Work through the data line by line, gathering every line that has the word "name".

········

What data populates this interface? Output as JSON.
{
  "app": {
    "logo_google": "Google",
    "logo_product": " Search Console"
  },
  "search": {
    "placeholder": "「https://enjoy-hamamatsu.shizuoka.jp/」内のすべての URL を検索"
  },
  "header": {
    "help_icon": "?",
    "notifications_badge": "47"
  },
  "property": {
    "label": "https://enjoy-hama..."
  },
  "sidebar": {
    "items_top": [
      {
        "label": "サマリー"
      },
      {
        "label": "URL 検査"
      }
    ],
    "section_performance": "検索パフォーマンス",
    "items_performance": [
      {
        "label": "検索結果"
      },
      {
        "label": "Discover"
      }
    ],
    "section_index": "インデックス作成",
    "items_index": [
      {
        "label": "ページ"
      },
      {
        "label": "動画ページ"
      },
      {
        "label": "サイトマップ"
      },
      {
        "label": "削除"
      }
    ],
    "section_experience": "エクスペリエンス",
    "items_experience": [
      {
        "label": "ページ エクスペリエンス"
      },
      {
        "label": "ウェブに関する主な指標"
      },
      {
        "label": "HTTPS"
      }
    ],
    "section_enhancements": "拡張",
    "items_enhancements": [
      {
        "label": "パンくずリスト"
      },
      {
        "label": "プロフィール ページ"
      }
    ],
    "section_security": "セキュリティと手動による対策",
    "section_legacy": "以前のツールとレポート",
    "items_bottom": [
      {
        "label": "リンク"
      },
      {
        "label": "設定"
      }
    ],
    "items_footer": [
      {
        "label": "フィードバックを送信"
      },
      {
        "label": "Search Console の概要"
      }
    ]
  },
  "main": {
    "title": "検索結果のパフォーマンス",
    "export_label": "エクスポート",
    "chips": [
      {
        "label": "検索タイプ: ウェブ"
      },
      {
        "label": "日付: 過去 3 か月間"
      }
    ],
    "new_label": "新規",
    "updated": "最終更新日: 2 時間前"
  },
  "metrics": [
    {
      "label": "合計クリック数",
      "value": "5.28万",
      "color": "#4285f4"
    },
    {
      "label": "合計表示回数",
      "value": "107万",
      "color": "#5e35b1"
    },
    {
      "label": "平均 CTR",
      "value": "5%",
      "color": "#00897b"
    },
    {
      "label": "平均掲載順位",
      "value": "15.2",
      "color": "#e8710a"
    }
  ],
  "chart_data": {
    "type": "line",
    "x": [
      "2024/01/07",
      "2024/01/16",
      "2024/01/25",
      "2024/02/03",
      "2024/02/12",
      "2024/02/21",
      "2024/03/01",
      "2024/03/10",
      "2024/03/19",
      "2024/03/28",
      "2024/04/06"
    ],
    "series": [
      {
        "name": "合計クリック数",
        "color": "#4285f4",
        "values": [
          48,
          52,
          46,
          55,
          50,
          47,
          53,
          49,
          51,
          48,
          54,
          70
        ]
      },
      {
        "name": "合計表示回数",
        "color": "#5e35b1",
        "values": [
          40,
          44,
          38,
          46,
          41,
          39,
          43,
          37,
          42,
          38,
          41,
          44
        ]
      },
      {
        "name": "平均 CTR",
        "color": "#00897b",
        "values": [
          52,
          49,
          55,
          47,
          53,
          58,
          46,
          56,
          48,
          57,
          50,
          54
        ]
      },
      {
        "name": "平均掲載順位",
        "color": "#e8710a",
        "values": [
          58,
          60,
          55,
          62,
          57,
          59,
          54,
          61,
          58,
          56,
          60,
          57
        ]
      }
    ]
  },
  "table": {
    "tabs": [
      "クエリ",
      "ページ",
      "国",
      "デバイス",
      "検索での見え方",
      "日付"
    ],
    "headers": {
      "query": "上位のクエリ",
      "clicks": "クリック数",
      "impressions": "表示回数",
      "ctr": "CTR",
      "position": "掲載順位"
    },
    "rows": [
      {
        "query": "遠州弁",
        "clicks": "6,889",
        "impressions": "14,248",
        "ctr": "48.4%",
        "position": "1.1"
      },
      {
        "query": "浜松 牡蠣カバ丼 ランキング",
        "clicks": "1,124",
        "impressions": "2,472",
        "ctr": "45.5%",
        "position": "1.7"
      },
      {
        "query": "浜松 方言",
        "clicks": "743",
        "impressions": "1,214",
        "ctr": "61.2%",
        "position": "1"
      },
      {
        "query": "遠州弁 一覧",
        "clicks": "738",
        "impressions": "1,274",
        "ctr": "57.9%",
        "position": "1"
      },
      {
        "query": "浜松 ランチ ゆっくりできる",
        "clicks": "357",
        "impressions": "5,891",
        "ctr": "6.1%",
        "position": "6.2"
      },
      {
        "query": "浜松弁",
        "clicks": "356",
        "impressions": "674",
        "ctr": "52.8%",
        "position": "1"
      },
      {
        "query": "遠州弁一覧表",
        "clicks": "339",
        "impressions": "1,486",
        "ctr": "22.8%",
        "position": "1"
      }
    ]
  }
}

········

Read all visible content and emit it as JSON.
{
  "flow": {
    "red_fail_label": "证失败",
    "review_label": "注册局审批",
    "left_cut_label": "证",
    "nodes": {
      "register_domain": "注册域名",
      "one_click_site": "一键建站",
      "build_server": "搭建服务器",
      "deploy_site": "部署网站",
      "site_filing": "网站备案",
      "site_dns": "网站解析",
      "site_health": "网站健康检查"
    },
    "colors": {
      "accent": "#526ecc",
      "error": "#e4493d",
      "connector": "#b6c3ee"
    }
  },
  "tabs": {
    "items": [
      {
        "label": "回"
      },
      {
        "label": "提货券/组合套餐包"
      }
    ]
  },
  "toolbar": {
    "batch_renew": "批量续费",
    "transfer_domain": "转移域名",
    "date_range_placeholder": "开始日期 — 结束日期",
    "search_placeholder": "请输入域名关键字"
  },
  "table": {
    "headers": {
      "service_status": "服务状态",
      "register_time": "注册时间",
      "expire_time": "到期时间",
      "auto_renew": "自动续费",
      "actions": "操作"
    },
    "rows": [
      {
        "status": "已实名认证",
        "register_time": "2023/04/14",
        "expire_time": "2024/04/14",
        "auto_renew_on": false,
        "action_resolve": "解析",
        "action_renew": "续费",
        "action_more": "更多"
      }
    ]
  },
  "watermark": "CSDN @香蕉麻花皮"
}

········

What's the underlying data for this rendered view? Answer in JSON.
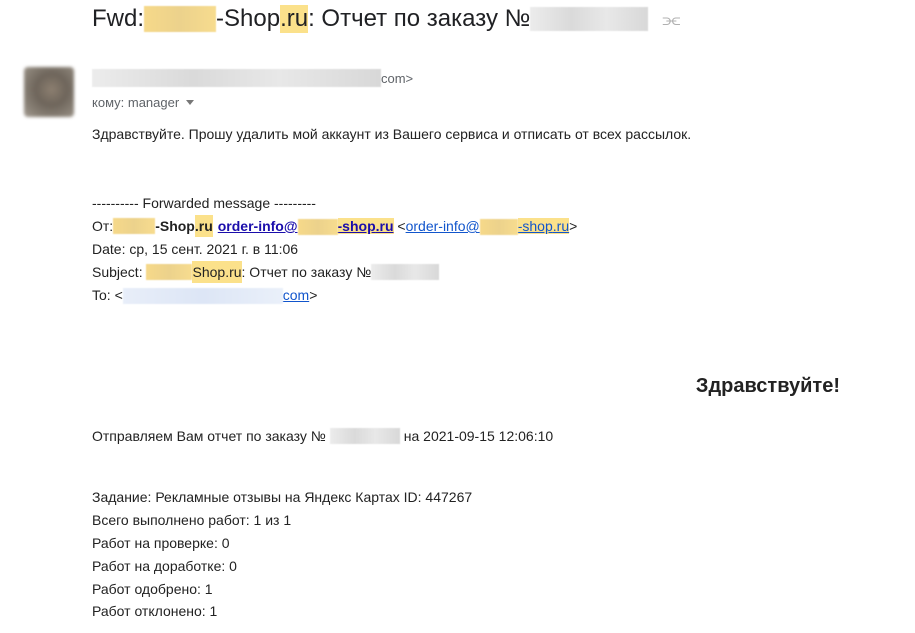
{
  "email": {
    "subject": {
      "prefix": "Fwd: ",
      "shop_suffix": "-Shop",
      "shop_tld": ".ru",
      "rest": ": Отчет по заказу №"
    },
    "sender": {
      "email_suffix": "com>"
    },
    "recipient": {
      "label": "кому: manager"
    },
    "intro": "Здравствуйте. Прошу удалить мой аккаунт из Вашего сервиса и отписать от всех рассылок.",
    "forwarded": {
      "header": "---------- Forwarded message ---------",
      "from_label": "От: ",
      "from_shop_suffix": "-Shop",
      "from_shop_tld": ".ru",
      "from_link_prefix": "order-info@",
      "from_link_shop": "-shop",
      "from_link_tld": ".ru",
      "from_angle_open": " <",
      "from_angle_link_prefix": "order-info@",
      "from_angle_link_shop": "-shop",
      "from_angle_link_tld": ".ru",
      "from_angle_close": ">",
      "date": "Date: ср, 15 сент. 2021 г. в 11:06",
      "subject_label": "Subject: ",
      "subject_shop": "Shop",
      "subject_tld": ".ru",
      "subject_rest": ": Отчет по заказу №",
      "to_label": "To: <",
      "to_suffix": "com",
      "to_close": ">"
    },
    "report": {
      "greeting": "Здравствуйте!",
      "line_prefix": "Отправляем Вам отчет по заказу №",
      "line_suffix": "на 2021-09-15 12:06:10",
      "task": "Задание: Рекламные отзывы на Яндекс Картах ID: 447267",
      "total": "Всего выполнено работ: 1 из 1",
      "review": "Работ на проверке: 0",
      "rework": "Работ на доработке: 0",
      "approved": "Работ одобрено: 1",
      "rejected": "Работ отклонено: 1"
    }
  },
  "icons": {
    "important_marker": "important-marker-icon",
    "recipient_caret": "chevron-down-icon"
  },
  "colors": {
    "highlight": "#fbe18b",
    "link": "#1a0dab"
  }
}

········

- Written response
        "name": "合計クリック数",
        "name": "合計表示回数",
        "name": "平均 CTR",
        "name": "平均掲載順位",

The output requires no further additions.